_Directions for this task:_ Count up the lines in the following listing that hold the word "Distance", then give only that count.

[Items from a data source]

* * * *

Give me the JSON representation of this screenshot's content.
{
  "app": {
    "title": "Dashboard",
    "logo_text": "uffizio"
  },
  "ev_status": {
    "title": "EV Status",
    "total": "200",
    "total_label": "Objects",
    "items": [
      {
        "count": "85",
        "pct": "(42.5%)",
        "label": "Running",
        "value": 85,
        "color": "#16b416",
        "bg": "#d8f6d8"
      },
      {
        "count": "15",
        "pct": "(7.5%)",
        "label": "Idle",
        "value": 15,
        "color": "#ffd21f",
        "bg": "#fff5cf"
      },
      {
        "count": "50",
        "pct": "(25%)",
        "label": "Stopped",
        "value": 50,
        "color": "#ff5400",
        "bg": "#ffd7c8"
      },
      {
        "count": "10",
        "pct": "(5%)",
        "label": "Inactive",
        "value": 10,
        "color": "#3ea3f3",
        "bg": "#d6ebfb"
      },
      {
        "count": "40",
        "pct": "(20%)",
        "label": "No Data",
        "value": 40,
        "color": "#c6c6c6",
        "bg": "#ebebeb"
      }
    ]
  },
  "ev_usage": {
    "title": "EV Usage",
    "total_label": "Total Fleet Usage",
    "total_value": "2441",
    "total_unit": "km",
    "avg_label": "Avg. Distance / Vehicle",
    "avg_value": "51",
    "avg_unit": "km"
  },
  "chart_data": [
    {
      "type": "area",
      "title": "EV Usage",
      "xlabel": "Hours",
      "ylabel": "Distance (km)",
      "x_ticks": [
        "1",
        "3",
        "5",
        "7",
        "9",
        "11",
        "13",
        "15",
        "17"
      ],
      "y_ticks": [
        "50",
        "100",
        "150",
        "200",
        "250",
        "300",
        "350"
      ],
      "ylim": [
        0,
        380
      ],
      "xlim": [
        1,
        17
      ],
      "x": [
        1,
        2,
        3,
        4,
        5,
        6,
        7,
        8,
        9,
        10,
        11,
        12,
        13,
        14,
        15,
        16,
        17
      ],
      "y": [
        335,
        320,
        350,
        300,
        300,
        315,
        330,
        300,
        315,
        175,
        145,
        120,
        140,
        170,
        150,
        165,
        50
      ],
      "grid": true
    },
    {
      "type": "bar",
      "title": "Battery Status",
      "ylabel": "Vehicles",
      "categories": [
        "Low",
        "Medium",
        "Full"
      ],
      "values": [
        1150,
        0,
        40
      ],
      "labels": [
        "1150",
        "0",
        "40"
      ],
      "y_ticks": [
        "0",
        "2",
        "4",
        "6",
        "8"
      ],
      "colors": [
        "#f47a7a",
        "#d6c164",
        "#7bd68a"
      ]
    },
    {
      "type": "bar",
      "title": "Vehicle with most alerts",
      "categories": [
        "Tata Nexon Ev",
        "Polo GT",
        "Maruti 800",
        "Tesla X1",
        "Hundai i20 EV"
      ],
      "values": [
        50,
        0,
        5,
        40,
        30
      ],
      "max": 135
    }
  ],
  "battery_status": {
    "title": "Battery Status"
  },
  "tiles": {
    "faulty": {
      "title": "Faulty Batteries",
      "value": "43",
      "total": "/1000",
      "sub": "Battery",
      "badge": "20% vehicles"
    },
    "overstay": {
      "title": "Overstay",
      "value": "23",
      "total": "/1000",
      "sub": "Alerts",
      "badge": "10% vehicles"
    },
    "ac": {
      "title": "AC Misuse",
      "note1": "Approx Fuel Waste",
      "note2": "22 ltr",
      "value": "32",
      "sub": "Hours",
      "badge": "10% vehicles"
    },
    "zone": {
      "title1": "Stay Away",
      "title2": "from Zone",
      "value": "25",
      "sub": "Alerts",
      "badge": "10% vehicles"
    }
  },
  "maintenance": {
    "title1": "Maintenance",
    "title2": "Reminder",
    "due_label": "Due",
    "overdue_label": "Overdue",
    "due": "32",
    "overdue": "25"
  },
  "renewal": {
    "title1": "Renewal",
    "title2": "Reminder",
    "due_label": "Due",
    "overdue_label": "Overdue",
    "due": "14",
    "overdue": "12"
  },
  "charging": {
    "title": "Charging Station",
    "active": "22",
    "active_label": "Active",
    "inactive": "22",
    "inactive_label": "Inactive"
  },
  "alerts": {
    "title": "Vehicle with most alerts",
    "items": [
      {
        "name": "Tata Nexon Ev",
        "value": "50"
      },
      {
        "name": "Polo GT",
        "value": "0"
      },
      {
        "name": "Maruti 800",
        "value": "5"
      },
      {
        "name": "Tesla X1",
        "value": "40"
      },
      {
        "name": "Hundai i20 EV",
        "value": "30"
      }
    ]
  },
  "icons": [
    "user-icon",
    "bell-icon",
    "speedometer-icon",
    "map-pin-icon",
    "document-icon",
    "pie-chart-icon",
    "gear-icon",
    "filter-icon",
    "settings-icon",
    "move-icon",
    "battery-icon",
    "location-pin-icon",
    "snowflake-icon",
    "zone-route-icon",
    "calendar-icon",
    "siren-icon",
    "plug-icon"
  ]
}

* * * *

_Response:_ 2